(Figure data in JSON)

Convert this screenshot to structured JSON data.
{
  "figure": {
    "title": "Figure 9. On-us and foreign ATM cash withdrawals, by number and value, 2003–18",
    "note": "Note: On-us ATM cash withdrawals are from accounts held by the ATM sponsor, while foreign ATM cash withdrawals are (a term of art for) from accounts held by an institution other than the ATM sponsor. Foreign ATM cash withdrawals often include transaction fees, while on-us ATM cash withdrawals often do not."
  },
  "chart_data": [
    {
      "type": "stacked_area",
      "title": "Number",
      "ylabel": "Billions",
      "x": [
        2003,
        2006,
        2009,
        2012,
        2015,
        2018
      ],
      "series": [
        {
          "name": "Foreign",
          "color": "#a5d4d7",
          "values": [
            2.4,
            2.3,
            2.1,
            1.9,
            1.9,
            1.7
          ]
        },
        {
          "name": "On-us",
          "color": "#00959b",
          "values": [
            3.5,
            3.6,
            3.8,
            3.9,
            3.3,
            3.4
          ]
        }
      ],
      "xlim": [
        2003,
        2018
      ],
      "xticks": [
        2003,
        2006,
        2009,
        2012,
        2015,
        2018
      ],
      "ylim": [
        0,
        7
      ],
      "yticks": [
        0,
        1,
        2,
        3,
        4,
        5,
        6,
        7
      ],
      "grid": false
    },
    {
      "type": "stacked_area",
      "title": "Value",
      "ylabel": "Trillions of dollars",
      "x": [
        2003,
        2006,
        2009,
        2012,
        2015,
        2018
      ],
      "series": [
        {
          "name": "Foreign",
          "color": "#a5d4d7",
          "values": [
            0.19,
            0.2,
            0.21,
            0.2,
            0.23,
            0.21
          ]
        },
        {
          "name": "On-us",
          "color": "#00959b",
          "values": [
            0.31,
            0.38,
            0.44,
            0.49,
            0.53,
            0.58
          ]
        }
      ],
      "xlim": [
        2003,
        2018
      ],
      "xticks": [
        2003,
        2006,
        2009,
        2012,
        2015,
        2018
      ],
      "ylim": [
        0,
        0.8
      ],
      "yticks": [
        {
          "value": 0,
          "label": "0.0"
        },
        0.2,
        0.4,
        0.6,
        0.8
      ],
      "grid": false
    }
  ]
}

OBJECTIVE:
Say how many lines in the records hold "cash", with the number as the whole reply.

ANSWER:
2